■ **Given problem**:
Keep only the lines that hold the string "株式会社", filtering out the rest of the entries below.

[Dataset rows]
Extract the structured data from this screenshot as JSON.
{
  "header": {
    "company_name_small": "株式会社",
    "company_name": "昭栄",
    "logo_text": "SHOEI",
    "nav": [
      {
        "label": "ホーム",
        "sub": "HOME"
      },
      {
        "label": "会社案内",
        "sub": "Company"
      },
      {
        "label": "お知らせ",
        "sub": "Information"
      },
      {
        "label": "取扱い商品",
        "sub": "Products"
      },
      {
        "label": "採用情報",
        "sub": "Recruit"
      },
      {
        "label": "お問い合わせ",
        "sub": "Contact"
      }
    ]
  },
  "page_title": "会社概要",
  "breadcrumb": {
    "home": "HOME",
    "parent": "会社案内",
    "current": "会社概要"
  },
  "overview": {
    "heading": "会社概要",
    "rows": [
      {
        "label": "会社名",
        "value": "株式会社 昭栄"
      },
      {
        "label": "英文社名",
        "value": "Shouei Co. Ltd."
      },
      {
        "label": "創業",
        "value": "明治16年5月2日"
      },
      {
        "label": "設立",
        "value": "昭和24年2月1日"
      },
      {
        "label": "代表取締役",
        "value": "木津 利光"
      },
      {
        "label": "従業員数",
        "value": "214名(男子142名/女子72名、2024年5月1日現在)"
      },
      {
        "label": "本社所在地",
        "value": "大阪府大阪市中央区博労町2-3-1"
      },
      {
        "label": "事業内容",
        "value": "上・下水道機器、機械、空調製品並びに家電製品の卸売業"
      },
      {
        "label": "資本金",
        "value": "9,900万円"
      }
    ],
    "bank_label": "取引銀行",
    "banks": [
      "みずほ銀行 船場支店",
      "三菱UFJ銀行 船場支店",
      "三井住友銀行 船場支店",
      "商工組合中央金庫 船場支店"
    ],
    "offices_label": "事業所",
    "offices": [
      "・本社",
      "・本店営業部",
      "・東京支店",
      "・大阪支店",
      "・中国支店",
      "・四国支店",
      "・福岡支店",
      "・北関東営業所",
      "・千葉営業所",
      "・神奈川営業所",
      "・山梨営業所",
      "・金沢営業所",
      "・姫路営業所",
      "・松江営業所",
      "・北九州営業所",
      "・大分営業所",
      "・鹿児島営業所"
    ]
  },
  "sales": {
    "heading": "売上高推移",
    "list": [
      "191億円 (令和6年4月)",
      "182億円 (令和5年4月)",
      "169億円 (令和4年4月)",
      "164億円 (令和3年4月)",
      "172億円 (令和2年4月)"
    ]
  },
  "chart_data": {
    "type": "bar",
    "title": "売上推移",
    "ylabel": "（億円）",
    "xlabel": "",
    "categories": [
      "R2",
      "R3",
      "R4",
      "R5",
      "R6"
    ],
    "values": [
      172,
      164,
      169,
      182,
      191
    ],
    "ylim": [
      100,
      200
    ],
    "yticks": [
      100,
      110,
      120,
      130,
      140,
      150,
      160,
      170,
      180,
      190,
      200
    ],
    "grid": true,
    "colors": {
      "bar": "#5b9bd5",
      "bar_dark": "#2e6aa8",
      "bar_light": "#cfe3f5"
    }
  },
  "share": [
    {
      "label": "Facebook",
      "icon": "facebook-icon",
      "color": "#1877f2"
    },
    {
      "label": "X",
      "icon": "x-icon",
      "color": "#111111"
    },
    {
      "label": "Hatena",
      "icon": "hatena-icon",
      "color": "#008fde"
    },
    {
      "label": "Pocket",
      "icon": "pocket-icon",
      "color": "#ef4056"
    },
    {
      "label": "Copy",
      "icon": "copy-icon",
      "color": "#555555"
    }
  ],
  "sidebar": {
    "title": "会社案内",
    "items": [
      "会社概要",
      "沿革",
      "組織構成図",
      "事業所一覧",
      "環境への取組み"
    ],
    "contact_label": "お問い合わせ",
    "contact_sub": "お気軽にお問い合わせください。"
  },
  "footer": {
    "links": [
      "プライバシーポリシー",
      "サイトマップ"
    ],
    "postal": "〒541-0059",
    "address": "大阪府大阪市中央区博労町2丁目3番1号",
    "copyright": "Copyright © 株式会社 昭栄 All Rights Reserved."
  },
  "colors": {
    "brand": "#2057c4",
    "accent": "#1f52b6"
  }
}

■ **Reply**:
    "company_name_small": "株式会社",
        "value": "株式会社 昭栄"
    "copyright": "Copyright © 株式会社 昭栄 All Rights Reserved."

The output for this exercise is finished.